DATA LINES
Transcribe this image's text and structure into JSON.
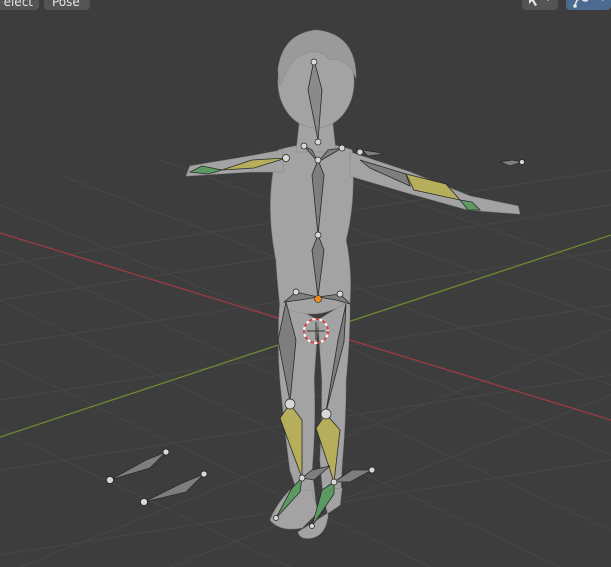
{
  "header": {
    "menu_select_label": "elect",
    "menu_pose_label": "Pose"
  },
  "icons": {
    "cursor_tool": "cursor-arrow-icon",
    "overlay_toggle": "bone-overlay-icon",
    "dropdown": "chevron-down-icon"
  },
  "colors": {
    "background": "#3d3d3d",
    "grid": "#4a4a4a",
    "x_axis": "#9b3c45",
    "y_axis": "#6d8a2f",
    "bone_gray": "#7e7e7e",
    "bone_selected_yellow": "#b6ae5a",
    "bone_green": "#5d9a62",
    "mesh": "#a3a3a3",
    "origin_orange": "#f08a1c",
    "cursor_red": "#d94343",
    "header_button": "#545454",
    "header_button_active": "#4a6a8f"
  }
}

GOAL
The records above should be reproduced exactly, with no pictures included.

SOLVED PROBLEM
Transcribe this image's text and structure into JSON.
{
  "header": {
    "menu_select_label": "elect",
    "menu_pose_label": "Pose"
  },
  "icons": {
    "cursor_tool": "cursor-arrow-icon",
    "overlay_toggle": "bone-overlay-icon",
    "dropdown": "chevron-down-icon"
  },
  "colors": {
    "background": "#3d3d3d",
    "grid": "#4a4a4a",
    "x_axis": "#9b3c45",
    "y_axis": "#6d8a2f",
    "bone_gray": "#7e7e7e",
    "bone_selected_yellow": "#b6ae5a",
    "bone_green": "#5d9a62",
    "mesh": "#a3a3a3",
    "origin_orange": "#f08a1c",
    "cursor_red": "#d94343",
    "header_button": "#545454",
    "header_button_active": "#4a6a8f"
  }
}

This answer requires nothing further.